- Records for this exercise

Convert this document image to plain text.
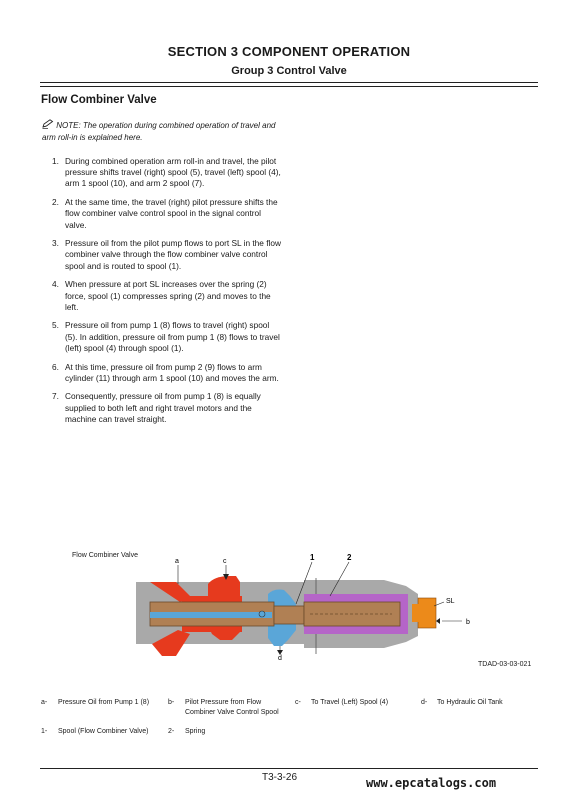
SECTION 3 COMPONENT OPERATION
Group 3 Control Valve
Flow Combiner Valve
NOTE: The operation during combined operation of travel and arm roll-in is explained here.
1. During combined operation arm roll-in and travel, the pilot pressure shifts travel (right) spool (5), travel (left) spool (4), arm 1 spool (10), and arm 2 spool (7).
2. At the same time, the travel (right) pilot pressure shifts the flow combiner valve control spool in the signal control valve.
3. Pressure oil from the pilot pump flows to port SL in the flow combiner valve through the flow combiner valve control spool and is routed to spool (1).
4. When pressure at port SL increases over the spring (2) force, spool (1) compresses spring (2) and moves to the left.
5. Pressure oil from pump 1 (8) flows to travel (right) spool (5). In addition, pressure oil from pump 1 (8) flows to travel (left) spool (4) through spool (1).
6. At this time, pressure oil from pump 2 (9) flows to arm cylinder (11) through arm 1 spool (10) and moves the arm.
7. Consequently, pressure oil from pump 1 (8) is equally supplied to both left and right travel motors and the machine can travel straight.
Flow Combiner Valve
a	c	1	2
SL
b
d
TDAD-03-03-021
a- Pressure Oil from Pump 1 (8)	b- Pilot Pressure from Flow Combiner Valve Control Spool
c- To Travel (Left) Spool (4)	d- To Hydraulic Oil Tank
1- Spool (Flow Combiner Valve)	2- Spring
T3-3-26	www.epcatalogs.com
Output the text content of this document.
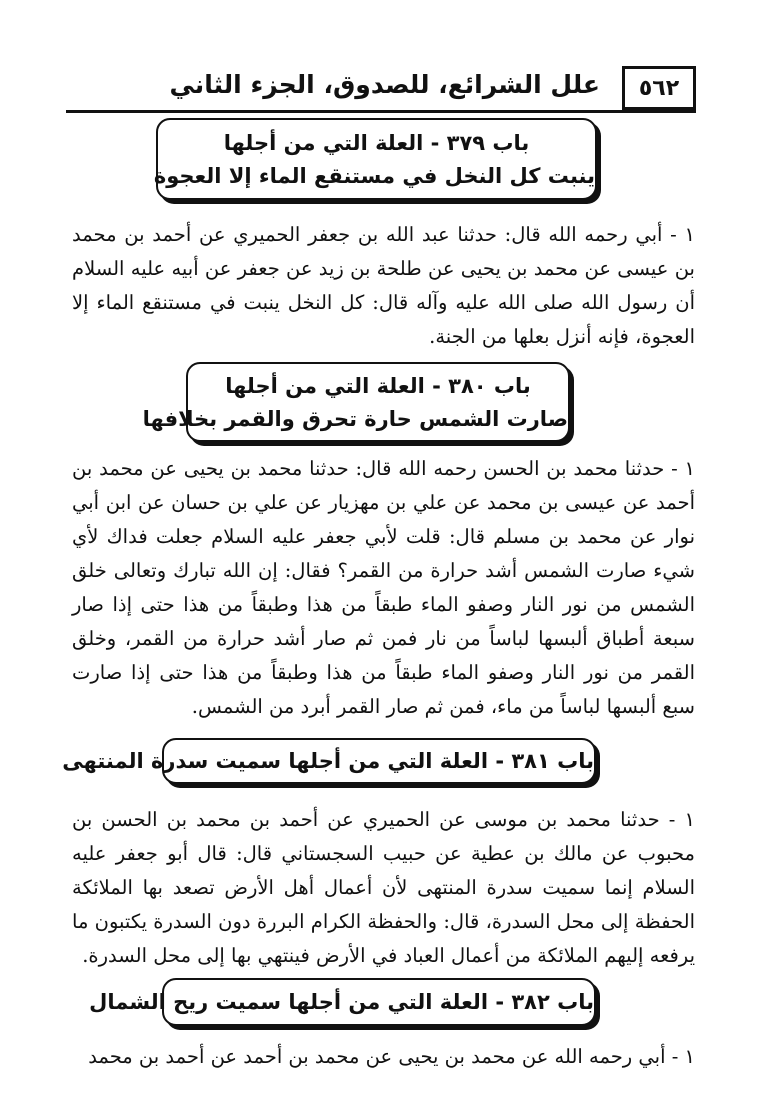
٥٦٢
علل الشرائع، للصدوق، الجزء الثاني
باب ٣٧٩ - العلة التي من أجلها
ينبت كل النخل في مستنقع الماء إلا العجوة
١ - أبي رحمه الله قال: حدثنا عبد الله بن جعفر الحميري عن أحمد بن محمد بن عيسى عن محمد بن يحيى عن طلحة بن زيد عن جعفر عن أبيه عليه السلام أن رسول الله صلى الله عليه وآله قال: كل النخل ينبت في مستنقع الماء إلا العجوة، فإنه أنزل بعلها من الجنة.
باب ٣٨٠ - العلة التي من أجلها
صارت الشمس حارة تحرق والقمر بخلافها
١ - حدثنا محمد بن الحسن رحمه الله قال: حدثنا محمد بن يحيى عن محمد بن أحمد عن عيسى بن محمد عن علي بن مهزيار عن علي بن حسان عن ابن أبي نوار عن محمد بن مسلم قال: قلت لأبي جعفر عليه السلام جعلت فداك لأي شيء صارت الشمس أشد حرارة من القمر؟ فقال: إن الله تبارك وتعالى خلق الشمس من نور النار وصفو الماء طبقاً من هذا وطبقاً من هذا حتى إذا صار سبعة أطباق ألبسها لباساً من نار فمن ثم صار أشد حرارة من القمر، وخلق القمر من نور النار وصفو الماء طبقاً من هذا وطبقاً من هذا حتى إذا صارت سبع ألبسها لباساً من ماء، فمن ثم صار القمر أبرد من الشمس.
باب ٣٨١ - العلة التي من أجلها سميت سدرة المنتهى
١ - حدثنا محمد بن موسى عن الحميري عن أحمد بن محمد بن الحسن بن محبوب عن مالك بن عطية عن حبيب السجستاني قال: قال أبو جعفر عليه السلام إنما سميت سدرة المنتهى لأن أعمال أهل الأرض تصعد بها الملائكة الحفظة إلى محل السدرة، قال: والحفظة الكرام البررة دون السدرة يكتبون ما يرفعه إليهم الملائكة من أعمال العباد في الأرض فينتهي بها إلى محل السدرة.
باب ٣٨٢ - العلة التي من أجلها سميت ريح الشمال
١ - أبي رحمه الله عن محمد بن يحيى عن محمد بن أحمد عن أحمد بن محمد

- Short task
All entries are to be retyped exactly. Omit any embedded images.

- Response to the task
Convert this document image to plain text.
SECTION 3 COMPONENT OPERATION
Group 3 Control Valve
Flow Combiner Valve
NOTE: The operation during combined operation of travel and arm roll-in is explained here.
1. During combined operation arm roll-in and travel, the pilot pressure shifts travel (right) spool (5), travel (left) spool (4), arm 1 spool (10), and arm 2 spool (7).
2. At the same time, the travel (right) pilot pressure shifts the flow combiner valve control spool in the signal control valve.
3. Pressure oil from the pilot pump flows to port SL in the flow combiner valve through the flow combiner valve control spool and is routed to spool (1).
4. When pressure at port SL increases over the spring (2) force, spool (1) compresses spring (2) and moves to the left.
5. Pressure oil from pump 1 (8) flows to travel (right) spool (5). In addition, pressure oil from pump 1 (8) flows to travel (left) spool (4) through spool (1).
6. At this time, pressure oil from pump 2 (9) flows to arm cylinder (11) through arm 1 spool (10) and moves the arm.
7. Consequently, pressure oil from pump 1 (8) is equally supplied to both left and right travel motors and the machine can travel straight.
Flow Combiner Valve
a	c	1	2
SL
b
d
TDAD-03-03-021
a- Pressure Oil from Pump 1 (8)	b- Pilot Pressure from Flow Combiner Valve Control Spool
c- To Travel (Left) Spool (4)	d- To Hydraulic Oil Tank
1- Spool (Flow Combiner Valve)	2- Spring
T3-3-26	www.epcatalogs.com
Output the text content of this document.
٥٦٢
علل الشرائع، للصدوق، الجزء الثاني
باب ٣٧٩ - العلة التي من أجلها
ينبت كل النخل في مستنقع الماء إلا العجوة
١ - أبي رحمه الله قال: حدثنا عبد الله بن جعفر الحميري عن أحمد بن محمد بن عيسى عن محمد بن يحيى عن طلحة بن زيد عن جعفر عن أبيه عليه السلام أن رسول الله صلى الله عليه وآله قال: كل النخل ينبت في مستنقع الماء إلا العجوة، فإنه أنزل بعلها من الجنة.
باب ٣٨٠ - العلة التي من أجلها
صارت الشمس حارة تحرق والقمر بخلافها
١ - حدثنا محمد بن الحسن رحمه الله قال: حدثنا محمد بن يحيى عن محمد بن أحمد عن عيسى بن محمد عن علي بن مهزيار عن علي بن حسان عن ابن أبي نوار عن محمد بن مسلم قال: قلت لأبي جعفر عليه السلام جعلت فداك لأي شيء صارت الشمس أشد حرارة من القمر؟ فقال: إن الله تبارك وتعالى خلق الشمس من نور النار وصفو الماء طبقاً من هذا وطبقاً من هذا حتى إذا صار سبعة أطباق ألبسها لباساً من نار فمن ثم صار أشد حرارة من القمر، وخلق القمر من نور النار وصفو الماء طبقاً من هذا وطبقاً من هذا حتى إذا صارت سبع ألبسها لباساً من ماء، فمن ثم صار القمر أبرد من الشمس.
باب ٣٨١ - العلة التي من أجلها سميت سدرة المنتهى
١ - حدثنا محمد بن موسى عن الحميري عن أحمد بن محمد بن الحسن بن محبوب عن مالك بن عطية عن حبيب السجستاني قال: قال أبو جعفر عليه السلام إنما سميت سدرة المنتهى لأن أعمال أهل الأرض تصعد بها الملائكة الحفظة إلى محل السدرة، قال: والحفظة الكرام البررة دون السدرة يكتبون ما يرفعه إليهم الملائكة من أعمال العباد في الأرض فينتهي بها إلى محل السدرة.
باب ٣٨٢ - العلة التي من أجلها سميت ريح الشمال
١ - أبي رحمه الله عن محمد بن يحيى عن محمد بن أحمد عن أحمد بن محمد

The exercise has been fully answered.